TASK REQUIREMENTS:
Copy the following material line for line, with no changes.

___

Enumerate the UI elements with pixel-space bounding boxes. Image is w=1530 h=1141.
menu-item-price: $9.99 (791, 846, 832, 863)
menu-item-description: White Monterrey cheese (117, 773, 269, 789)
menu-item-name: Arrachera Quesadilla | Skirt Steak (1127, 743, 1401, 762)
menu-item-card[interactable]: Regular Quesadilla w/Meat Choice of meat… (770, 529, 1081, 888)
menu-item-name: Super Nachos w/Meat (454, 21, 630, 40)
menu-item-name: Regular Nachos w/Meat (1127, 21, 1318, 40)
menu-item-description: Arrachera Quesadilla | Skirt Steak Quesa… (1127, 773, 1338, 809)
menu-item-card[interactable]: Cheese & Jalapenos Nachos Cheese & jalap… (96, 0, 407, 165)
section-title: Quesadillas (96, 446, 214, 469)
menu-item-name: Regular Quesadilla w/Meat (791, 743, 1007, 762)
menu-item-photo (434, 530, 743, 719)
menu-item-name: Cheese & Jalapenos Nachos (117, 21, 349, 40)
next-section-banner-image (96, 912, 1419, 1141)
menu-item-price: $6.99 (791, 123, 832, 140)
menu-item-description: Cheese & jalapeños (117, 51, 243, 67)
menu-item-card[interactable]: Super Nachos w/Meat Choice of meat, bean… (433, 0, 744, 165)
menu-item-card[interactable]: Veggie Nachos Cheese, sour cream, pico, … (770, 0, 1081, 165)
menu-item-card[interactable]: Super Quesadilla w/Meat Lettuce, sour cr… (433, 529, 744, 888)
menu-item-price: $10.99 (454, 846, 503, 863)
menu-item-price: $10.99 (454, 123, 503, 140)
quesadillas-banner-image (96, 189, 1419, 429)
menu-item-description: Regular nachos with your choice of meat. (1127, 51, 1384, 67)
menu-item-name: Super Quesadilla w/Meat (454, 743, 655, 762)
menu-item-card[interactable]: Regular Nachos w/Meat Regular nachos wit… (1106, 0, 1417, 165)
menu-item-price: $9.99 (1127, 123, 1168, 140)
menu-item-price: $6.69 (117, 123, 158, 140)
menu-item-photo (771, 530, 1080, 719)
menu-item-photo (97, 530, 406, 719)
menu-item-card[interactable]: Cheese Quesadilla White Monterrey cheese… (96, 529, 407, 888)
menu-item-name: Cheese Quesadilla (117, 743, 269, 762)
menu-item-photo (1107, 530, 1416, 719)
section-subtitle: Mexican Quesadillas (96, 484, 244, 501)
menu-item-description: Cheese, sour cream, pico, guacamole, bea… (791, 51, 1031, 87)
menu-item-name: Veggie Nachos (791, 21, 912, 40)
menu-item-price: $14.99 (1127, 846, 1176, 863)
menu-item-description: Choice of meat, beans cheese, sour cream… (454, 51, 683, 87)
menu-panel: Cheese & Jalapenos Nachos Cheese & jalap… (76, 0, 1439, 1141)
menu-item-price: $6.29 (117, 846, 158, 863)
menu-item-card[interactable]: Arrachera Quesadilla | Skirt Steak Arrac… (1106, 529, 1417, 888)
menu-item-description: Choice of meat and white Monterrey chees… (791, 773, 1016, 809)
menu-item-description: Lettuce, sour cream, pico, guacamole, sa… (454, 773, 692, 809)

___

RESPONSE BELOW:
Enumerate the UI elements with pixel-space bounding boxes. Image is w=1530 h=1141.
menu-item-price: $9.99 (791, 846, 832, 863)
menu-item-description: White Monterrey cheese (117, 773, 269, 789)
menu-item-name: Arrachera Quesadilla | Skirt Steak (1127, 743, 1401, 762)
menu-item-card[interactable]: Regular Quesadilla w/Meat Choice of meat… (770, 529, 1081, 888)
menu-item-name: Super Nachos w/Meat (454, 21, 630, 40)
menu-item-name: Regular Nachos w/Meat (1127, 21, 1318, 40)
menu-item-description: Arrachera Quesadilla | Skirt Steak Quesa… (1127, 773, 1338, 809)
menu-item-card[interactable]: Cheese & Jalapenos Nachos Cheese & jalap… (96, 0, 407, 165)
section-title: Quesadillas (96, 446, 214, 469)
menu-item-name: Regular Quesadilla w/Meat (791, 743, 1007, 762)
menu-item-photo (434, 530, 743, 719)
menu-item-name: Cheese & Jalapenos Nachos (117, 21, 349, 40)
next-section-banner-image (96, 912, 1419, 1141)
menu-item-price: $6.99 (791, 123, 832, 140)
menu-item-description: Cheese & jalapeños (117, 51, 243, 67)
menu-item-card[interactable]: Super Nachos w/Meat Choice of meat, bean… (433, 0, 744, 165)
menu-item-card[interactable]: Veggie Nachos Cheese, sour cream, pico, … (770, 0, 1081, 165)
menu-item-card[interactable]: Super Quesadilla w/Meat Lettuce, sour cr… (433, 529, 744, 888)
menu-item-price: $10.99 (454, 846, 503, 863)
menu-item-price: $10.99 (454, 123, 503, 140)
quesadillas-banner-image (96, 189, 1419, 429)
menu-item-description: Regular nachos with your choice of meat. (1127, 51, 1384, 67)
menu-item-name: Super Quesadilla w/Meat (454, 743, 655, 762)
menu-item-card[interactable]: Regular Nachos w/Meat Regular nachos wit… (1106, 0, 1417, 165)
menu-item-price: $9.99 (1127, 123, 1168, 140)
menu-item-price: $6.69 (117, 123, 158, 140)
menu-item-photo (771, 530, 1080, 719)
menu-item-photo (97, 530, 406, 719)
menu-item-card[interactable]: Cheese Quesadilla White Monterrey cheese… (96, 529, 407, 888)
menu-item-name: Cheese Quesadilla (117, 743, 269, 762)
menu-item-photo (1107, 530, 1416, 719)
section-subtitle: Mexican Quesadillas (96, 484, 244, 501)
menu-item-description: Cheese, sour cream, pico, guacamole, bea… (791, 51, 1031, 87)
menu-item-name: Veggie Nachos (791, 21, 912, 40)
menu-item-price: $14.99 (1127, 846, 1176, 863)
menu-item-description: Choice of meat, beans cheese, sour cream… (454, 51, 683, 87)
menu-panel: Cheese & Jalapenos Nachos Cheese & jalap… (76, 0, 1439, 1141)
menu-item-price: $6.29 (117, 846, 158, 863)
menu-item-card[interactable]: Arrachera Quesadilla | Skirt Steak Arrac… (1106, 529, 1417, 888)
menu-item-description: Choice of meat and white Monterrey chees… (791, 773, 1016, 809)
menu-item-description: Lettuce, sour cream, pico, guacamole, sa… (454, 773, 692, 809)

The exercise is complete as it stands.